- **Exercise details**
Copy every line of the records from the one containing "bar bbox=[1008, 315, 1017, 539]" down to the one containing "bars bbox=[182, 152, 1043, 539]", both included, reproducing each line without alteration.

— begin —

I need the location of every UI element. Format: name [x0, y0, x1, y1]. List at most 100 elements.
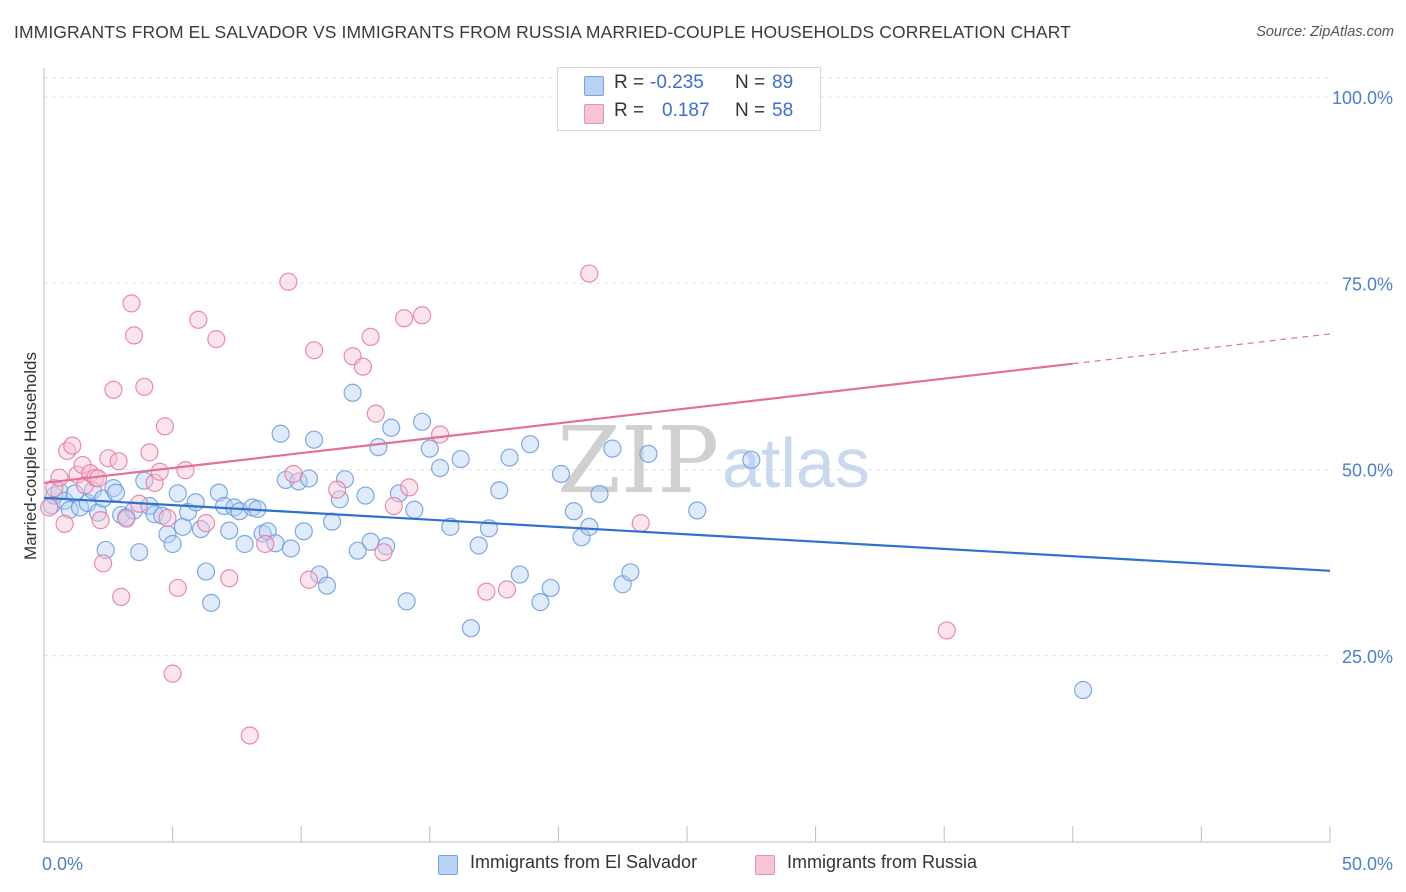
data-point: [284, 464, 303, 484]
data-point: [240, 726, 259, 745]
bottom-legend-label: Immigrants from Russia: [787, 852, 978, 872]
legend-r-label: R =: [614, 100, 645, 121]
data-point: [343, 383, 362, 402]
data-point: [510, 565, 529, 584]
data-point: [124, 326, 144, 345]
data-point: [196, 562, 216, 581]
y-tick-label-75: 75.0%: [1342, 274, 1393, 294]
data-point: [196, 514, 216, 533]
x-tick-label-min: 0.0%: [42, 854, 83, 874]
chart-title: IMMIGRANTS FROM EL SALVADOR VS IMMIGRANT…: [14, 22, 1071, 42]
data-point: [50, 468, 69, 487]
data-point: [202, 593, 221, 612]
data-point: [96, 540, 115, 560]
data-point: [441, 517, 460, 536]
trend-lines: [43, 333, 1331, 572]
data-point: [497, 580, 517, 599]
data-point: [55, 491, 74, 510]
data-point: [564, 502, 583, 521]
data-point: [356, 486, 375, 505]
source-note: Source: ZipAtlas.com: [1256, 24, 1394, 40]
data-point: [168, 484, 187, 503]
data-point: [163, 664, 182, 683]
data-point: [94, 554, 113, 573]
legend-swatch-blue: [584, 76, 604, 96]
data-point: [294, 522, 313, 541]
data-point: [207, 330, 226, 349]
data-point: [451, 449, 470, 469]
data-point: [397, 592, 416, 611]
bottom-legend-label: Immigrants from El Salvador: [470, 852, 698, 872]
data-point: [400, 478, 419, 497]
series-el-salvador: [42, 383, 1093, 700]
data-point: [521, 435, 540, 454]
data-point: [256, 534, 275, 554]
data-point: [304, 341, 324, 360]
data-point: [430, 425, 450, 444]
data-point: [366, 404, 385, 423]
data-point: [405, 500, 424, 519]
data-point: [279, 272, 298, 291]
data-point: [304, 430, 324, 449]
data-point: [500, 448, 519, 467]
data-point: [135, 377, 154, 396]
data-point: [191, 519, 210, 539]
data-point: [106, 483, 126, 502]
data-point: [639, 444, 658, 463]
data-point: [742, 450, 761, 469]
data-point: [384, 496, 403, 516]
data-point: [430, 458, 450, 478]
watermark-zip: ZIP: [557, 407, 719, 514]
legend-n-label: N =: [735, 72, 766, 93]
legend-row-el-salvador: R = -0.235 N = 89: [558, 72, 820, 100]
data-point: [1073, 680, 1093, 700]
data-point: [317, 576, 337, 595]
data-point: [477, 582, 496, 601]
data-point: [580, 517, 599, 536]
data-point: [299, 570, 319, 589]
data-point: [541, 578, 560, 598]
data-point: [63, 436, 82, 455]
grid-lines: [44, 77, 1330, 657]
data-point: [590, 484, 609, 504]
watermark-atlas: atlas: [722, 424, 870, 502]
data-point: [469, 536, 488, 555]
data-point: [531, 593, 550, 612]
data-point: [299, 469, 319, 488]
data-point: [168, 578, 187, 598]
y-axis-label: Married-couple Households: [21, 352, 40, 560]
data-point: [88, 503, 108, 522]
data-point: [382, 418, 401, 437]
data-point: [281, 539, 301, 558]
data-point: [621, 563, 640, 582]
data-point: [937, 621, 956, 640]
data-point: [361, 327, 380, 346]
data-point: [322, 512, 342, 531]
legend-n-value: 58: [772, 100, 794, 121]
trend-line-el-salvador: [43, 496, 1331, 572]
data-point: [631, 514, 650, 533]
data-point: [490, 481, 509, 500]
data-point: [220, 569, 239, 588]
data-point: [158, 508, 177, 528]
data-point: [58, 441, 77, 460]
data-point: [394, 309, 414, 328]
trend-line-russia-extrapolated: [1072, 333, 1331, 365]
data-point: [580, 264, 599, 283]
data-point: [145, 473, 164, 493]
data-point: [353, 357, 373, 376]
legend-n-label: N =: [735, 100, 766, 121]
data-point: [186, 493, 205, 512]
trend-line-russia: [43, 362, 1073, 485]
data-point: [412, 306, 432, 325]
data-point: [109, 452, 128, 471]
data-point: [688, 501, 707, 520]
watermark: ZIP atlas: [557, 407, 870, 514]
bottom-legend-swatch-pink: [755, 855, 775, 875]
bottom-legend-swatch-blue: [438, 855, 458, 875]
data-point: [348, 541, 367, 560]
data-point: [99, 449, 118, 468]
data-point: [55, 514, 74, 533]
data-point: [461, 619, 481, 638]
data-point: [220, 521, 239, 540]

— end —
— begin —

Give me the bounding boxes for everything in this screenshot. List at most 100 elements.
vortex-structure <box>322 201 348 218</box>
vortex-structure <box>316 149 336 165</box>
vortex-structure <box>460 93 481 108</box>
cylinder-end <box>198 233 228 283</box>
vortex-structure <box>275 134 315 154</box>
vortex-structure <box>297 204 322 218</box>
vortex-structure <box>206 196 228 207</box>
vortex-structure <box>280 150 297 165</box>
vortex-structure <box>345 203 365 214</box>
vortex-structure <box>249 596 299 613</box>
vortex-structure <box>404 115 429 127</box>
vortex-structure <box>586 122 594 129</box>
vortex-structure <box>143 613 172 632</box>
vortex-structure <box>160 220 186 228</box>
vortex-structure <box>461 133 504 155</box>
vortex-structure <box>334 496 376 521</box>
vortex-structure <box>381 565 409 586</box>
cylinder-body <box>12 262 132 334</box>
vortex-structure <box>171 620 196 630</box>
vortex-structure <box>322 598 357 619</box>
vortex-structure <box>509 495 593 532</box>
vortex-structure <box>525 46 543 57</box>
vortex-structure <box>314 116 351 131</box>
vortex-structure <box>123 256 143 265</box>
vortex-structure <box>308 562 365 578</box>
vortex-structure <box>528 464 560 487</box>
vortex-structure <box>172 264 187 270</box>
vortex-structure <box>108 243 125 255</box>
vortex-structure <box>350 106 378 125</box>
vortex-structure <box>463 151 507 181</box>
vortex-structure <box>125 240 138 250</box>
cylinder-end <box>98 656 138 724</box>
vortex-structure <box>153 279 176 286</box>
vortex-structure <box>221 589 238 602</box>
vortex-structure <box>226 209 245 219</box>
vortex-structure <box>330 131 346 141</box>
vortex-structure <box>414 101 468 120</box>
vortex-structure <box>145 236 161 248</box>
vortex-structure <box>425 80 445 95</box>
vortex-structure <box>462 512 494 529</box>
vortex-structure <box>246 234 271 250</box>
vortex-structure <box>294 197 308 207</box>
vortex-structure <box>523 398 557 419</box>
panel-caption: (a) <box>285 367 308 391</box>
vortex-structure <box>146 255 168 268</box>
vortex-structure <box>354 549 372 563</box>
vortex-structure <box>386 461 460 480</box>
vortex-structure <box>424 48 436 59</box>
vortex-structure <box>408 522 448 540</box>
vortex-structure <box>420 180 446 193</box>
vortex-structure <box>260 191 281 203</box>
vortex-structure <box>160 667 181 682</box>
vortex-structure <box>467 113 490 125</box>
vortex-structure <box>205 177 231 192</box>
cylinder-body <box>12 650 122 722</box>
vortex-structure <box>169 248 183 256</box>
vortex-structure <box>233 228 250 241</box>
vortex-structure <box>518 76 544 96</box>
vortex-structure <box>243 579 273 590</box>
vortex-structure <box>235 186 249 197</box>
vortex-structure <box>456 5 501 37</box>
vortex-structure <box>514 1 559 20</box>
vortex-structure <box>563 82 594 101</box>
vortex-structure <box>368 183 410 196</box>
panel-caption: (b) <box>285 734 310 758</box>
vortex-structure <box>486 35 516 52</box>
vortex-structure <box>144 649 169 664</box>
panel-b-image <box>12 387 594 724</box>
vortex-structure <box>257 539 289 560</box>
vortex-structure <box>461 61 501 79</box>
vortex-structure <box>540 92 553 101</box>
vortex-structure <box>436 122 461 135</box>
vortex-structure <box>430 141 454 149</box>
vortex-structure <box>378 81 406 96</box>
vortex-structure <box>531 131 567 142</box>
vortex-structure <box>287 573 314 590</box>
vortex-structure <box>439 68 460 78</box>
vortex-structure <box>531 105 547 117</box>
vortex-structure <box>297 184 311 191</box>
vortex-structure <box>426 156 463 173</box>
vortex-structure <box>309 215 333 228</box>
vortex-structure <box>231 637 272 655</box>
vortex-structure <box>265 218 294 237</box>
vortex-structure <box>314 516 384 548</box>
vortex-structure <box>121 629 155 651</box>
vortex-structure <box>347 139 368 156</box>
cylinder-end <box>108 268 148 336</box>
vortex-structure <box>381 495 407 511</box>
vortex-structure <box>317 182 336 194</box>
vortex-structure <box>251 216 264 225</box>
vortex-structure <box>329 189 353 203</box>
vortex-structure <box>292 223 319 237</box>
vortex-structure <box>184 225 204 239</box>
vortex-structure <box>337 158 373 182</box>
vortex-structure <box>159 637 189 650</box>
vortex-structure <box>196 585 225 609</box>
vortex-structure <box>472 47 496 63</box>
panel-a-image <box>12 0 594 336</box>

— end —
— begin —

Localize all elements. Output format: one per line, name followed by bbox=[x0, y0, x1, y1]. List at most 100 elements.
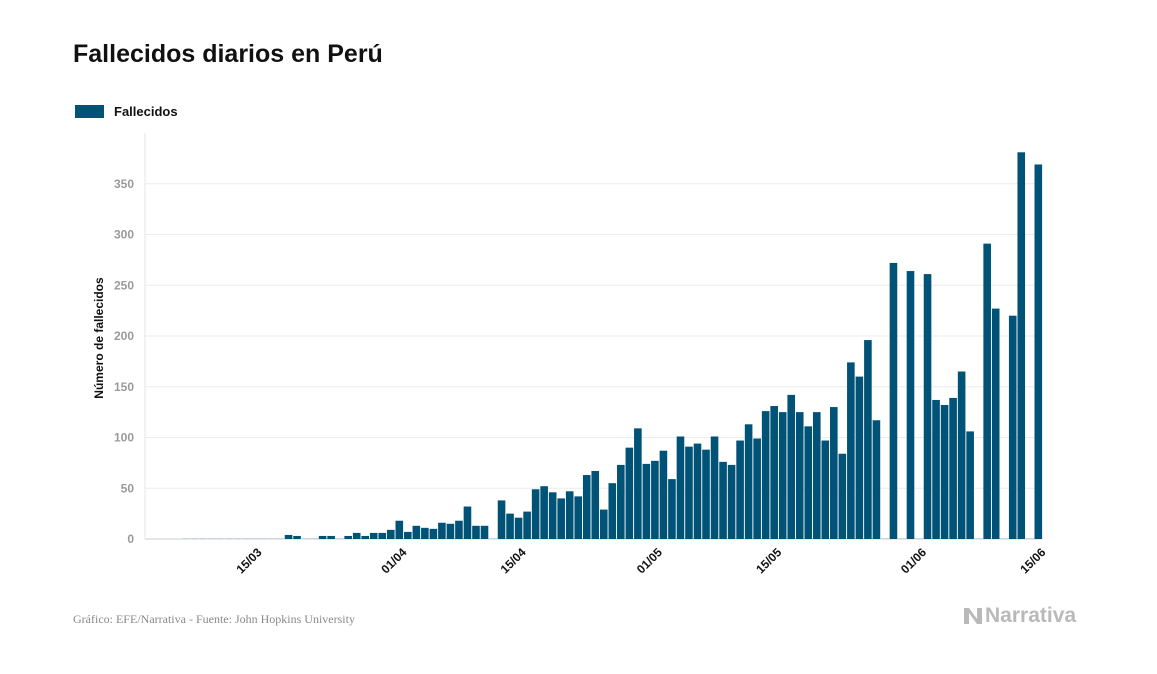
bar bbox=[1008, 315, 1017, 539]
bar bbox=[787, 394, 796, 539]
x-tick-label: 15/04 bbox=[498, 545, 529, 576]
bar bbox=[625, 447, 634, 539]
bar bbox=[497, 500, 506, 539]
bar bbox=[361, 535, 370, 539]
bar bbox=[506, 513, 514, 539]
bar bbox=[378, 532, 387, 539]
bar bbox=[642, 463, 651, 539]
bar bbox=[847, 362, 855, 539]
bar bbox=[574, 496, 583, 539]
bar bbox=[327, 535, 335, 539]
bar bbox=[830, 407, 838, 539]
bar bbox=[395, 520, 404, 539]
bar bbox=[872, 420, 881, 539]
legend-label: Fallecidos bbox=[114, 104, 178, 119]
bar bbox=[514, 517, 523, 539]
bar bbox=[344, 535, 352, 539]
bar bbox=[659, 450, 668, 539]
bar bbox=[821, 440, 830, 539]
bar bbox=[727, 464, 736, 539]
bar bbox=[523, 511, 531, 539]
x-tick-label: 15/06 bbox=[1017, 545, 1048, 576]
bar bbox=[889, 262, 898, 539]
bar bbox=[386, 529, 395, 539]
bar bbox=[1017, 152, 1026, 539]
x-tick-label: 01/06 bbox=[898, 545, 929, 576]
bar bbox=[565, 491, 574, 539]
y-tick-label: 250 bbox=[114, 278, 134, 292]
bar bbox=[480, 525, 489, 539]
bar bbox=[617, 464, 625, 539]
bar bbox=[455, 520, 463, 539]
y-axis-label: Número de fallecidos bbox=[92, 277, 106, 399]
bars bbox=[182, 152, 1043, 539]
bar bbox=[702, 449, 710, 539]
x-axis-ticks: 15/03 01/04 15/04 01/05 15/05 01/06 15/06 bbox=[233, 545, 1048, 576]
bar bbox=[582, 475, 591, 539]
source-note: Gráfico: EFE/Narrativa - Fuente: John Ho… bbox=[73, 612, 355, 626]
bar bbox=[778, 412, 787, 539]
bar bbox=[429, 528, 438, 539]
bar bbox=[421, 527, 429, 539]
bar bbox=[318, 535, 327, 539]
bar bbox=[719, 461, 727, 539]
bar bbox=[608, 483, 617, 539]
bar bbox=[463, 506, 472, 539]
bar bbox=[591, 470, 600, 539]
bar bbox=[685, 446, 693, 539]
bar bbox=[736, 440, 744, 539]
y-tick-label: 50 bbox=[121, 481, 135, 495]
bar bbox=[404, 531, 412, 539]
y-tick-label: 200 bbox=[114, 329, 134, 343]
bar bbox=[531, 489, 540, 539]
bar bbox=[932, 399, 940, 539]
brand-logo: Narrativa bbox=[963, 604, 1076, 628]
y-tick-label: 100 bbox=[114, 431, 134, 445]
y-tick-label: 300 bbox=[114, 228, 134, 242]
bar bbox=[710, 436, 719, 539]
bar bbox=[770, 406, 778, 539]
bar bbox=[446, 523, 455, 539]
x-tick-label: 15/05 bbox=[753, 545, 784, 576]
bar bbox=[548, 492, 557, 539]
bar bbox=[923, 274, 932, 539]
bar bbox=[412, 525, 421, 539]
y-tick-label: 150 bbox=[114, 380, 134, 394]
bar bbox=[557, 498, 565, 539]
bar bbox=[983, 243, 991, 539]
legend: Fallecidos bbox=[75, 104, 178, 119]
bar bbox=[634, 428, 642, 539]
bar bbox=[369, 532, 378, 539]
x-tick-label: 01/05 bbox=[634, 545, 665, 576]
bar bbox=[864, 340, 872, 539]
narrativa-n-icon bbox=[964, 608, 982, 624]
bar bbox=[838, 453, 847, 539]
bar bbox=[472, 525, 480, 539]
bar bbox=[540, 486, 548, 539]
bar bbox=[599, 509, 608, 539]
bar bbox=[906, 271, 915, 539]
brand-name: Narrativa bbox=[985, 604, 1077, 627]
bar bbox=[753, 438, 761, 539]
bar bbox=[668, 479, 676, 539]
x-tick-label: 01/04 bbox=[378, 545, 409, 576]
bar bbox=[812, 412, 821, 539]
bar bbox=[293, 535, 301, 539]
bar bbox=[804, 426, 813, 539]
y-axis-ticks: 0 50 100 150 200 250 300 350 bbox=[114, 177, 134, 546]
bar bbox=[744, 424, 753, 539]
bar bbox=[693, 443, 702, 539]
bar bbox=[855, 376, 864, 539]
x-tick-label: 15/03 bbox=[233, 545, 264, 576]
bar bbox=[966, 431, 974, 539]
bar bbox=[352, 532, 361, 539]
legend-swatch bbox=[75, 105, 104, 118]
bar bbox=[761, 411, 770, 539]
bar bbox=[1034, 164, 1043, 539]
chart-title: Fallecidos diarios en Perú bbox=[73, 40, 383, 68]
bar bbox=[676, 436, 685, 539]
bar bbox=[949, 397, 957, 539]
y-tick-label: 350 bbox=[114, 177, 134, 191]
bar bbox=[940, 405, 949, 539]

— end —

- **Complete response**
bar bbox=[1008, 315, 1017, 539]
bar bbox=[787, 394, 796, 539]
x-tick-label: 15/04 bbox=[498, 545, 529, 576]
bar bbox=[625, 447, 634, 539]
bar bbox=[497, 500, 506, 539]
bar bbox=[361, 535, 370, 539]
bar bbox=[506, 513, 514, 539]
bar bbox=[378, 532, 387, 539]
bar bbox=[642, 463, 651, 539]
bar bbox=[847, 362, 855, 539]
bar bbox=[574, 496, 583, 539]
bar bbox=[327, 535, 335, 539]
bar bbox=[830, 407, 838, 539]
bar bbox=[395, 520, 404, 539]
bar bbox=[872, 420, 881, 539]
legend-label: Fallecidos bbox=[114, 104, 178, 119]
bar bbox=[514, 517, 523, 539]
bar bbox=[344, 535, 352, 539]
bar bbox=[659, 450, 668, 539]
bar bbox=[821, 440, 830, 539]
bar bbox=[727, 464, 736, 539]
bar bbox=[523, 511, 531, 539]
x-tick-label: 15/06 bbox=[1017, 545, 1048, 576]
bar bbox=[889, 262, 898, 539]
bar bbox=[386, 529, 395, 539]
bar bbox=[1017, 152, 1026, 539]
x-tick-label: 01/06 bbox=[898, 545, 929, 576]
bar bbox=[565, 491, 574, 539]
y-tick-label: 250 bbox=[114, 278, 134, 292]
bar bbox=[480, 525, 489, 539]
bar bbox=[617, 464, 625, 539]
bar bbox=[455, 520, 463, 539]
y-axis-label: Número de fallecidos bbox=[92, 277, 106, 399]
bars bbox=[182, 152, 1043, 539]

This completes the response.